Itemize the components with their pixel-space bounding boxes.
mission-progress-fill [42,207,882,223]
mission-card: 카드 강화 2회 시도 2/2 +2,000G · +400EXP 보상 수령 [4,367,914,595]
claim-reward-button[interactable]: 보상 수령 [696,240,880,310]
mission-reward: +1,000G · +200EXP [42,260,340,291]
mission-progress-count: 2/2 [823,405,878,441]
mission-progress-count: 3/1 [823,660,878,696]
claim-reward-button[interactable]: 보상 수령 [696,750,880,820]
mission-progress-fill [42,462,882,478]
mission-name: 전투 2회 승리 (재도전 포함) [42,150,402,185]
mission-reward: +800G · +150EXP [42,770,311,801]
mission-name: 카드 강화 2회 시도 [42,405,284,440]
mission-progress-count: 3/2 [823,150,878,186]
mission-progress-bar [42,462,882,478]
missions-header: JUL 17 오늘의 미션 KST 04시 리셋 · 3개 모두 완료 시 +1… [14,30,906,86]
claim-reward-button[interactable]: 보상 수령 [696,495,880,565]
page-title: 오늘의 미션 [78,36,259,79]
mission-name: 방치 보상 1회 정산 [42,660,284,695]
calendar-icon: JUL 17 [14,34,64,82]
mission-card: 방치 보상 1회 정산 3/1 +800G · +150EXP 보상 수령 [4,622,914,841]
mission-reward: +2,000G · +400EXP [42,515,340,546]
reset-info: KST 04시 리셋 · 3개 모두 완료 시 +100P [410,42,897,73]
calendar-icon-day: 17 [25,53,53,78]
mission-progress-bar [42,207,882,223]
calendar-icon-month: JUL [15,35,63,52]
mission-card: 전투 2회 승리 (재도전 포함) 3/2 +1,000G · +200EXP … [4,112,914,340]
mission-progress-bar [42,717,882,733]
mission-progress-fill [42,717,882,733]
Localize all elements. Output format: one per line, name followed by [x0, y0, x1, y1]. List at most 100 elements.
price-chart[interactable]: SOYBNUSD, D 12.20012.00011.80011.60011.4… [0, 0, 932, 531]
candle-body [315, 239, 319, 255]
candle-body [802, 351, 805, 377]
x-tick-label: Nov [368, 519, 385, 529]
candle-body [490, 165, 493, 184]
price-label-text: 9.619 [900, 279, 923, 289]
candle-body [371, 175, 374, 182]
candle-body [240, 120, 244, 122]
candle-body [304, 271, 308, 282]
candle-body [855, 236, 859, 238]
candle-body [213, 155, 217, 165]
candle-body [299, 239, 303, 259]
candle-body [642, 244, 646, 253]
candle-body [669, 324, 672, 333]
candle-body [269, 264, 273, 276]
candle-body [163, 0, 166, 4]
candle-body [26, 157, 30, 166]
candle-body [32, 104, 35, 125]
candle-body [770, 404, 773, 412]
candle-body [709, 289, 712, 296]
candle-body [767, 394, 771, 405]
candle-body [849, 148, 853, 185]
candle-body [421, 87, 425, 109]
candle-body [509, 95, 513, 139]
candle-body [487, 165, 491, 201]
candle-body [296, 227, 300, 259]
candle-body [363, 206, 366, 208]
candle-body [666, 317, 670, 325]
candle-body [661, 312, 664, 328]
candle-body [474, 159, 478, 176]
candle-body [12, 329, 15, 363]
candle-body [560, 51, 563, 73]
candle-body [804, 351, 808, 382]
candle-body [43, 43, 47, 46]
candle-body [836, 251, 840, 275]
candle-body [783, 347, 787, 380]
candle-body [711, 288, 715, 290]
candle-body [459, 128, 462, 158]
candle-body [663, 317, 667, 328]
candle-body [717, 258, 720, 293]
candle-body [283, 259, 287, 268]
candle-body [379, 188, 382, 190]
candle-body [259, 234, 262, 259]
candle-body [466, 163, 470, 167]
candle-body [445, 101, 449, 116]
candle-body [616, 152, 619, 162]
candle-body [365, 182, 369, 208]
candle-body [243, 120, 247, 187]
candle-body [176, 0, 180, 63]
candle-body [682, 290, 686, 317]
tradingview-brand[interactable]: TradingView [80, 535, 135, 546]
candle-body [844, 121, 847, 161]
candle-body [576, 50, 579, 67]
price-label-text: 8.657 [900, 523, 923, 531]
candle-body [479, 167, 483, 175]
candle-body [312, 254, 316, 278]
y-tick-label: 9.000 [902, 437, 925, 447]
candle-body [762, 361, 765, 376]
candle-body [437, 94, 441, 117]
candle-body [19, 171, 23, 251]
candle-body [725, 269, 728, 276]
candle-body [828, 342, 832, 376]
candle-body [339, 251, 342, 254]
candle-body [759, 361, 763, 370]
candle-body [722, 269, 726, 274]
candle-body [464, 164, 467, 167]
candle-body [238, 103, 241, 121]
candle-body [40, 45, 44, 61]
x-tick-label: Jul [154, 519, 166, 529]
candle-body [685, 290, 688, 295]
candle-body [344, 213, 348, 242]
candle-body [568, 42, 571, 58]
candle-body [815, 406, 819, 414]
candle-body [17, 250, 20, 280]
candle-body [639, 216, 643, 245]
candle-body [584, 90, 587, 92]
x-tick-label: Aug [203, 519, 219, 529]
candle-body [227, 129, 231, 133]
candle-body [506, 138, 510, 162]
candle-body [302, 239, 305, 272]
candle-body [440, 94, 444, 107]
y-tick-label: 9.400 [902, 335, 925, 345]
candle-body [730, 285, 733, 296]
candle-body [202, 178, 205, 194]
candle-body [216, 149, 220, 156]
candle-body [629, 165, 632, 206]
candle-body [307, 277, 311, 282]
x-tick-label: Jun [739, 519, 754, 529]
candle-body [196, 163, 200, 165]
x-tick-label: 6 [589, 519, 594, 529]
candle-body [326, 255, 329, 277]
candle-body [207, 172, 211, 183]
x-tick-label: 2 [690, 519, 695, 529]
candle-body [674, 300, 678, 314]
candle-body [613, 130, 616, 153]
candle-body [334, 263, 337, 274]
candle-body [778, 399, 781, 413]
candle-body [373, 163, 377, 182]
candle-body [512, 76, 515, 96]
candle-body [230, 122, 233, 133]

________________

Copy out the entire listing above line for line, with every character left unchanged.

Itemize the components with their pixel-space bounding boxes.
mission-progress-fill [42,207,882,223]
mission-card: 카드 강화 2회 시도 2/2 +2,000G · +400EXP 보상 수령 [4,367,914,595]
claim-reward-button[interactable]: 보상 수령 [696,240,880,310]
mission-reward: +1,000G · +200EXP [42,260,340,291]
mission-progress-count: 2/2 [823,405,878,441]
mission-progress-count: 3/1 [823,660,878,696]
claim-reward-button[interactable]: 보상 수령 [696,750,880,820]
mission-progress-fill [42,462,882,478]
mission-name: 전투 2회 승리 (재도전 포함) [42,150,402,185]
mission-reward: +800G · +150EXP [42,770,311,801]
mission-name: 카드 강화 2회 시도 [42,405,284,440]
mission-progress-count: 3/2 [823,150,878,186]
mission-progress-bar [42,462,882,478]
missions-header: JUL 17 오늘의 미션 KST 04시 리셋 · 3개 모두 완료 시 +1… [14,30,906,86]
claim-reward-button[interactable]: 보상 수령 [696,495,880,565]
page-title: 오늘의 미션 [78,36,259,79]
mission-name: 방치 보상 1회 정산 [42,660,284,695]
calendar-icon: JUL 17 [14,34,64,82]
mission-card: 방치 보상 1회 정산 3/1 +800G · +150EXP 보상 수령 [4,622,914,841]
mission-reward: +2,000G · +400EXP [42,515,340,546]
reset-info: KST 04시 리셋 · 3개 모두 완료 시 +100P [410,42,897,73]
calendar-icon-day: 17 [25,53,53,78]
mission-progress-bar [42,207,882,223]
calendar-icon-month: JUL [15,35,63,52]
mission-card: 전투 2회 승리 (재도전 포함) 3/2 +1,000G · +200EXP … [4,112,914,340]
mission-progress-bar [42,717,882,733]
mission-progress-fill [42,717,882,733]
Localize all elements. Output format: one per line, name followed by [x0, y0, x1, y1]. List at most 100 elements.
price-chart[interactable]: SOYBNUSD, D 12.20012.00011.80011.60011.4… [0, 0, 932, 531]
candle-body [315, 239, 319, 255]
candle-body [802, 351, 805, 377]
x-tick-label: Nov [368, 519, 385, 529]
candle-body [490, 165, 493, 184]
price-label-text: 9.619 [900, 279, 923, 289]
candle-body [371, 175, 374, 182]
candle-body [240, 120, 244, 122]
candle-body [304, 271, 308, 282]
candle-body [855, 236, 859, 238]
candle-body [213, 155, 217, 165]
candle-body [299, 239, 303, 259]
candle-body [642, 244, 646, 253]
candle-body [669, 324, 672, 333]
candle-body [269, 264, 273, 276]
candle-body [163, 0, 166, 4]
candle-body [26, 157, 30, 166]
candle-body [32, 104, 35, 125]
candle-body [770, 404, 773, 412]
candle-body [709, 289, 712, 296]
candle-body [767, 394, 771, 405]
candle-body [849, 148, 853, 185]
candle-body [421, 87, 425, 109]
candle-body [509, 95, 513, 139]
candle-body [487, 165, 491, 201]
candle-body [296, 227, 300, 259]
candle-body [363, 206, 366, 208]
candle-body [666, 317, 670, 325]
candle-body [661, 312, 664, 328]
candle-body [474, 159, 478, 176]
candle-body [12, 329, 15, 363]
candle-body [560, 51, 563, 73]
candle-body [804, 351, 808, 382]
candle-body [43, 43, 47, 46]
candle-body [836, 251, 840, 275]
candle-body [783, 347, 787, 380]
candle-body [711, 288, 715, 290]
candle-body [459, 128, 462, 158]
candle-body [663, 317, 667, 328]
candle-body [717, 258, 720, 293]
candle-body [283, 259, 287, 268]
candle-body [379, 188, 382, 190]
candle-body [259, 234, 262, 259]
candle-body [466, 163, 470, 167]
candle-body [445, 101, 449, 116]
candle-body [616, 152, 619, 162]
candle-body [365, 182, 369, 208]
candle-body [243, 120, 247, 187]
candle-body [176, 0, 180, 63]
candle-body [682, 290, 686, 317]
tradingview-brand[interactable]: TradingView [80, 535, 135, 546]
candle-body [844, 121, 847, 161]
candle-body [576, 50, 579, 67]
price-label-text: 8.657 [900, 523, 923, 531]
candle-body [479, 167, 483, 175]
candle-body [312, 254, 316, 278]
y-tick-label: 9.000 [902, 437, 925, 447]
candle-body [762, 361, 765, 376]
candle-body [437, 94, 441, 117]
candle-body [19, 171, 23, 251]
candle-body [725, 269, 728, 276]
candle-body [828, 342, 832, 376]
candle-body [339, 251, 342, 254]
candle-body [759, 361, 763, 370]
candle-body [722, 269, 726, 274]
candle-body [464, 164, 467, 167]
candle-body [238, 103, 241, 121]
candle-body [40, 45, 44, 61]
x-tick-label: Jul [154, 519, 166, 529]
candle-body [685, 290, 688, 295]
candle-body [344, 213, 348, 242]
candle-body [568, 42, 571, 58]
candle-body [815, 406, 819, 414]
candle-body [17, 250, 20, 280]
candle-body [639, 216, 643, 245]
candle-body [584, 90, 587, 92]
x-tick-label: Aug [203, 519, 219, 529]
candle-body [227, 129, 231, 133]
candle-body [506, 138, 510, 162]
candle-body [302, 239, 305, 272]
candle-body [440, 94, 444, 107]
y-tick-label: 9.400 [902, 335, 925, 345]
candle-body [730, 285, 733, 296]
candle-body [202, 178, 205, 194]
candle-body [216, 149, 220, 156]
candle-body [629, 165, 632, 206]
candle-body [307, 277, 311, 282]
x-tick-label: Jun [739, 519, 754, 529]
candle-body [196, 163, 200, 165]
x-tick-label: 6 [589, 519, 594, 529]
candle-body [326, 255, 329, 277]
candle-body [207, 172, 211, 183]
x-tick-label: 2 [690, 519, 695, 529]
candle-body [674, 300, 678, 314]
candle-body [613, 130, 616, 153]
candle-body [334, 263, 337, 274]
candle-body [778, 399, 781, 413]
candle-body [373, 163, 377, 182]
candle-body [512, 76, 515, 96]
candle-body [230, 122, 233, 133]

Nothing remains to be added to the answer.